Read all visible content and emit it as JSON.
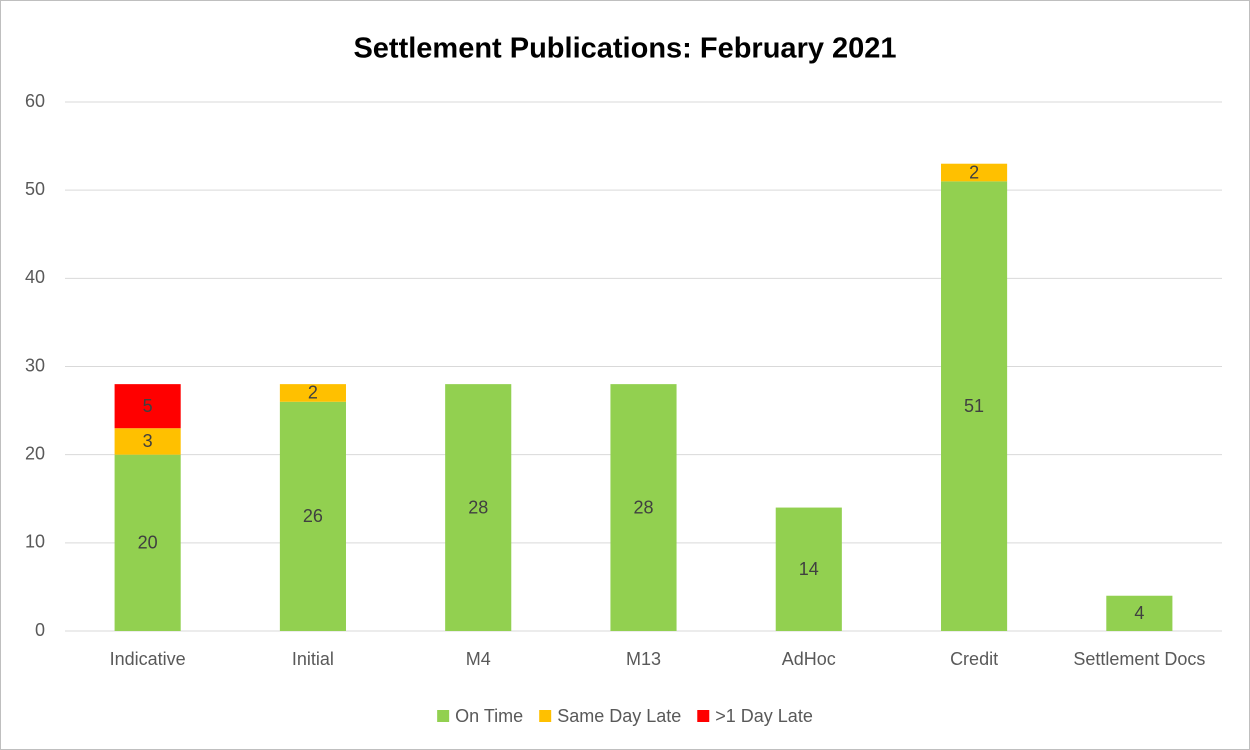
{
  "chart_data": {
    "type": "stacked_bar",
    "title": "Settlement Publications: February 2021",
    "categories": [
      "Indicative",
      "Initial",
      "M4",
      "M13",
      "AdHoc",
      "Credit",
      "Settlement Docs"
    ],
    "series": [
      {
        "name": "On Time",
        "color": "#92d050",
        "values": [
          20,
          26,
          28,
          28,
          14,
          51,
          4
        ]
      },
      {
        "name": "Same Day Late",
        "color": "#ffc000",
        "values": [
          3,
          2,
          null,
          null,
          null,
          2,
          null
        ]
      },
      {
        "name": ">1 Day Late",
        "color": "#ff0000",
        "values": [
          5,
          null,
          null,
          null,
          null,
          null,
          null
        ]
      }
    ],
    "ylim": [
      0,
      60
    ],
    "yticks": [
      0,
      10,
      20,
      30,
      40,
      50,
      60
    ],
    "grid": true,
    "legend": "bottom"
  }
}
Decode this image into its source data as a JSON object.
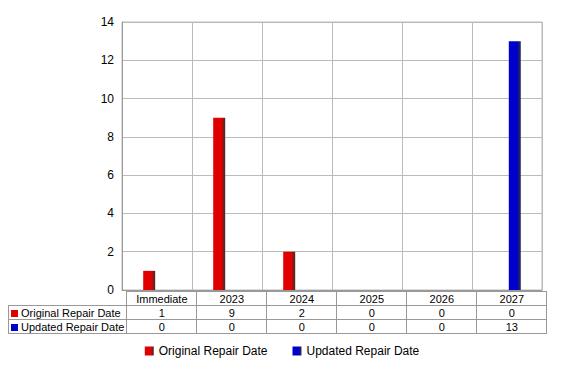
{
  "chart_data": {
    "type": "bar",
    "categories": [
      "Immediate",
      "2023",
      "2024",
      "2025",
      "2026",
      "2027"
    ],
    "series": [
      {
        "name": "Original Repair Date",
        "color": "#e00000",
        "values": [
          1,
          9,
          2,
          0,
          0,
          0
        ]
      },
      {
        "name": "Updated Repair Date",
        "color": "#0000cc",
        "values": [
          0,
          0,
          0,
          0,
          0,
          13
        ]
      }
    ],
    "ylim": [
      0,
      14
    ],
    "yticks": [
      0,
      2,
      4,
      6,
      8,
      10,
      12,
      14
    ],
    "grid": true,
    "legend": "bottom"
  }
}
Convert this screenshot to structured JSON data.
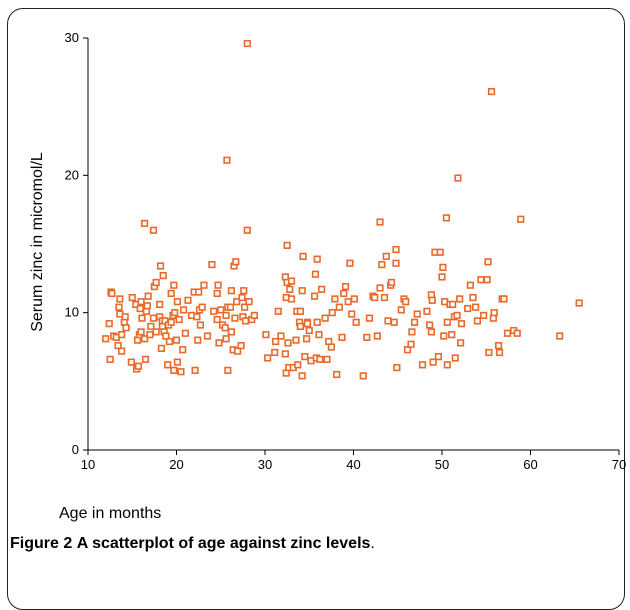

· · · · · · ·

From the listing above, copy every line that holds the string "Repair".

        "name": "Original Repair Date",
        "name": "Updated Repair Date",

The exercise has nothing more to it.